▶

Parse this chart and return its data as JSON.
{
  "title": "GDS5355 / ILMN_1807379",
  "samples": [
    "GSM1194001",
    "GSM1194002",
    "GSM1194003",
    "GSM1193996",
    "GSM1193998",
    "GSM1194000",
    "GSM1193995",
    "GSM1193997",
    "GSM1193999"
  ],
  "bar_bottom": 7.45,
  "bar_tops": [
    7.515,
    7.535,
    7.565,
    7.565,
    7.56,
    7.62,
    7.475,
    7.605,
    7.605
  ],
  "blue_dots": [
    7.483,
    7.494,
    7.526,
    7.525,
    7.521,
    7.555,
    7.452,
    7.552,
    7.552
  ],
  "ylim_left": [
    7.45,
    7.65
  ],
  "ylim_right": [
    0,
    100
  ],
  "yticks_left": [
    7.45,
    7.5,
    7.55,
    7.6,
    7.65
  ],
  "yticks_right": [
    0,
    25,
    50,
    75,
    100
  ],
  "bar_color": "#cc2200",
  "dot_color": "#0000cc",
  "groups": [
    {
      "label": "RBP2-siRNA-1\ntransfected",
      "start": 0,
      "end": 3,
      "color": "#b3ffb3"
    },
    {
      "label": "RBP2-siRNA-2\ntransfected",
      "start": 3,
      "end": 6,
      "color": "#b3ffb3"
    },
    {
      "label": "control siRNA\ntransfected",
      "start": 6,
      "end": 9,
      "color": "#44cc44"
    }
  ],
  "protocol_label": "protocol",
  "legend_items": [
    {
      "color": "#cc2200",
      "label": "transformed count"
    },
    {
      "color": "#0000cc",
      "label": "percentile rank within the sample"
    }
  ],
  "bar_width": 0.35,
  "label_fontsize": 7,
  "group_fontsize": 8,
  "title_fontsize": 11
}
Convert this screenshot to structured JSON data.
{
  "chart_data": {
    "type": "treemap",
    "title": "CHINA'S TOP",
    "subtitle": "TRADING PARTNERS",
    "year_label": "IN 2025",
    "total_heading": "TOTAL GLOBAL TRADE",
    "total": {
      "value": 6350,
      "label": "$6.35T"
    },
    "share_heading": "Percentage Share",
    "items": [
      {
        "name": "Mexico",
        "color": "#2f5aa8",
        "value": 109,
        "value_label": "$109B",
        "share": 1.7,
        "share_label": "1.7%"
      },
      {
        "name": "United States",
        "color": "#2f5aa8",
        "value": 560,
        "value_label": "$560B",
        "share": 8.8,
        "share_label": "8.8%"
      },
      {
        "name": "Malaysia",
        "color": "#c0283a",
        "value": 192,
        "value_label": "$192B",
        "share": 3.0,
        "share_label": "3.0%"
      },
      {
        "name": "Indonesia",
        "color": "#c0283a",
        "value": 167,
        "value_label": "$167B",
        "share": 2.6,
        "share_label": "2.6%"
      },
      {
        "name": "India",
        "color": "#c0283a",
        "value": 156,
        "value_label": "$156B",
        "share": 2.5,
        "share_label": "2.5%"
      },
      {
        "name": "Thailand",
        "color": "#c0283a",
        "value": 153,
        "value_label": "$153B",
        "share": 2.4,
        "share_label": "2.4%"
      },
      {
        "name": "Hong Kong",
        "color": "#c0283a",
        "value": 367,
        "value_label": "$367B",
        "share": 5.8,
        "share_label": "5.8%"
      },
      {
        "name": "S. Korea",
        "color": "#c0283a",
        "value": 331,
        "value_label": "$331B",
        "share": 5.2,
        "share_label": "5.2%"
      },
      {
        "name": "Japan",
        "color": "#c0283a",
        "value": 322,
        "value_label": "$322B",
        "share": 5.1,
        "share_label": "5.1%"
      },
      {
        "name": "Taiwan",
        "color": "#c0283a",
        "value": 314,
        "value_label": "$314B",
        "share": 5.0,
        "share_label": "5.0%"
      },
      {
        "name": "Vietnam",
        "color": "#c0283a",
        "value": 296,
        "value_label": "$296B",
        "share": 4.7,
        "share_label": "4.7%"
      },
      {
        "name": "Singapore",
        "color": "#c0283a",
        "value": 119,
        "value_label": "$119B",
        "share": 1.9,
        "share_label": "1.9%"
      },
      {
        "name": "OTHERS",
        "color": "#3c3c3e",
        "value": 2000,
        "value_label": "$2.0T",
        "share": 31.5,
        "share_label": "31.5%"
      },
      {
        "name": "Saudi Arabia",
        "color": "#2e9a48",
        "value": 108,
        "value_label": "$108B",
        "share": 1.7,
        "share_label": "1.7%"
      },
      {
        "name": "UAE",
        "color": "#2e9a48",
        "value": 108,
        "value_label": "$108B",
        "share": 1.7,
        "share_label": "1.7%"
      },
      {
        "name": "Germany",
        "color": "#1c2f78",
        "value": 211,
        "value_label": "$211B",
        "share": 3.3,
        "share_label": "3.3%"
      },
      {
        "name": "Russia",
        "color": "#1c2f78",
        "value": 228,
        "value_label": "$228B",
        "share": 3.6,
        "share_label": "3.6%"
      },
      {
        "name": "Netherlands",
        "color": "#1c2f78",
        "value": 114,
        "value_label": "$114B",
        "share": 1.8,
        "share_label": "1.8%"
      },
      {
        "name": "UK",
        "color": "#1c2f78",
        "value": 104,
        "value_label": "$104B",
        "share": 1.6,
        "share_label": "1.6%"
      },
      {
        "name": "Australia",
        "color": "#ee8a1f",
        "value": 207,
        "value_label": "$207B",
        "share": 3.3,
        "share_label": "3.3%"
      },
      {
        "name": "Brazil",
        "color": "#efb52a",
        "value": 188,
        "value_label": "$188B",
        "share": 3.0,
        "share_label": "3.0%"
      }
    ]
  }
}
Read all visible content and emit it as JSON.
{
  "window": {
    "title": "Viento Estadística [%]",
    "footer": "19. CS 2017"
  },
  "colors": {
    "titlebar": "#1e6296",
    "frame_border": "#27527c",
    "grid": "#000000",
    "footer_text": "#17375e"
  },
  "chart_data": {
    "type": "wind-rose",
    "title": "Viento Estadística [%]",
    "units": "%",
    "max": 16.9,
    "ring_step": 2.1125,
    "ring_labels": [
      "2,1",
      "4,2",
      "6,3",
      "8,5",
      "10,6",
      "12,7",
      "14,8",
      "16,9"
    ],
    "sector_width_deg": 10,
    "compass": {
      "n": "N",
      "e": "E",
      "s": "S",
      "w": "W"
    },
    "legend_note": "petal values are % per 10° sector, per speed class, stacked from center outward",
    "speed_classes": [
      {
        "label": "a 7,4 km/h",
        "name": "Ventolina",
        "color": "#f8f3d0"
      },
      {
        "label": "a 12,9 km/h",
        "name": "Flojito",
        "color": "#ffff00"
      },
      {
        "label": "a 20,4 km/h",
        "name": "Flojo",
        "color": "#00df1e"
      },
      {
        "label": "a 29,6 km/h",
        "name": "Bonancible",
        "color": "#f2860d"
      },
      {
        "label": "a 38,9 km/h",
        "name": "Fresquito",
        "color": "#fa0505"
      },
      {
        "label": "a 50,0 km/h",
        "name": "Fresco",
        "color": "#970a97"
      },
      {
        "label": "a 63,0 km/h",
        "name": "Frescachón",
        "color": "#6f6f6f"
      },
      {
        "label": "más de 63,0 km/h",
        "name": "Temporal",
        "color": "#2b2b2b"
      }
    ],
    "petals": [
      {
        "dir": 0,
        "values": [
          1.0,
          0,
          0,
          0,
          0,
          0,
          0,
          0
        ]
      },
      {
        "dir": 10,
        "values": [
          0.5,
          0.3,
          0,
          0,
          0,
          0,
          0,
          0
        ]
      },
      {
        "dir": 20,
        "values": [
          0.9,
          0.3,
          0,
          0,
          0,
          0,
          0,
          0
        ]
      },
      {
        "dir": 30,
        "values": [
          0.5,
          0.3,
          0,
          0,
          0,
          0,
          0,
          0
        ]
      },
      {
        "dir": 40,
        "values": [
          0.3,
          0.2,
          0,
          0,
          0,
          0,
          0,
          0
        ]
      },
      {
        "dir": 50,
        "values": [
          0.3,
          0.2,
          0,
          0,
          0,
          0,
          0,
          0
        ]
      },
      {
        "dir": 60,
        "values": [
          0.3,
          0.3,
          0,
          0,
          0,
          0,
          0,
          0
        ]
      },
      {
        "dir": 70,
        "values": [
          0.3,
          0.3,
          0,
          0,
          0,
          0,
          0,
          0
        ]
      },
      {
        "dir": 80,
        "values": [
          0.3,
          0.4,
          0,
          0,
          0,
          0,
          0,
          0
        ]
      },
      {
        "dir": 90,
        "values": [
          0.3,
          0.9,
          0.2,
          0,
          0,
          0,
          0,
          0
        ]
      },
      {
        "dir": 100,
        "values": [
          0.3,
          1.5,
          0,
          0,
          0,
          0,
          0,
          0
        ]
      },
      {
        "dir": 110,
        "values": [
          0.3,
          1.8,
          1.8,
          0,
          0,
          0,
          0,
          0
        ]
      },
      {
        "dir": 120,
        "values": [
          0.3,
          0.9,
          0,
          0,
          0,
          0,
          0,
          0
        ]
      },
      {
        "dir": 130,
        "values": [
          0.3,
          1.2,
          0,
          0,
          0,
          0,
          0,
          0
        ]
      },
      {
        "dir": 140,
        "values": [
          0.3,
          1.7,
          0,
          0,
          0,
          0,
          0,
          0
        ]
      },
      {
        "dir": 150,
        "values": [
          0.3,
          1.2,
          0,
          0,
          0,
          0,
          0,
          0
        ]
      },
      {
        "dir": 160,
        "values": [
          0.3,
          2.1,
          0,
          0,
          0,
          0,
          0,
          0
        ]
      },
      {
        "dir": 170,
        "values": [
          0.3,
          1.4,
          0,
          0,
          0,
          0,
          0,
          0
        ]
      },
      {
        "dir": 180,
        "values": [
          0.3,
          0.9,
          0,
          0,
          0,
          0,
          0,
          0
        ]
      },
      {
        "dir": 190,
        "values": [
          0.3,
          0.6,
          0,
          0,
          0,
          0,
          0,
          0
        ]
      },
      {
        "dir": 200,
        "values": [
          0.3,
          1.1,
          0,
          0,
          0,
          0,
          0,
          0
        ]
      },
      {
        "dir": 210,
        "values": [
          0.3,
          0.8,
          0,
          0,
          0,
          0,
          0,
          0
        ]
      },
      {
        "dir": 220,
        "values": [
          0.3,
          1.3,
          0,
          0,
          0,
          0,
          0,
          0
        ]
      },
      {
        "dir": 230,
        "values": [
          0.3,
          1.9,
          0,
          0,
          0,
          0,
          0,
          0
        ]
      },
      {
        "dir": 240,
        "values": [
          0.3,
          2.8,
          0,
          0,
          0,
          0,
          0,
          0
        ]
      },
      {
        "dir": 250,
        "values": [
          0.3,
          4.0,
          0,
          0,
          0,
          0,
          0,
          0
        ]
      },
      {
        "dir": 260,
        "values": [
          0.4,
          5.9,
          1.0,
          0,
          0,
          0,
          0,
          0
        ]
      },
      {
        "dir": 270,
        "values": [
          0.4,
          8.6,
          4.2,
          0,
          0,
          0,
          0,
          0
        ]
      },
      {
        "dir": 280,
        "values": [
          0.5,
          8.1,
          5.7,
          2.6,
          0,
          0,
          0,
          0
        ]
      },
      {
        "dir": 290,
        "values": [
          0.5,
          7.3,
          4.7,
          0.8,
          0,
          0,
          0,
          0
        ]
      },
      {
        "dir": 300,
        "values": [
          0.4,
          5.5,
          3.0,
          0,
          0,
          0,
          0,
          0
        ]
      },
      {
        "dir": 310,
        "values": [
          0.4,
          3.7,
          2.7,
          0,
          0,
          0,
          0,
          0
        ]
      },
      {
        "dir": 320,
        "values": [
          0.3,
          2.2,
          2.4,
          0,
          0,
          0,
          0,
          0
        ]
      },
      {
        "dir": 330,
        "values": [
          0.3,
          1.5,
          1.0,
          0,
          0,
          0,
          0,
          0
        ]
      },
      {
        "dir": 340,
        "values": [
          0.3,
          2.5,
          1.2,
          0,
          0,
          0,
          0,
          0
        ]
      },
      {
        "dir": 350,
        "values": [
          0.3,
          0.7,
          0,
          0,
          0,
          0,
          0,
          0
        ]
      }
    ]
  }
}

◀

§ Exercise requirements: Only the number is wanted: how many lines of these entries contain the string "ntransfected"?

§ Output of the exercise: 3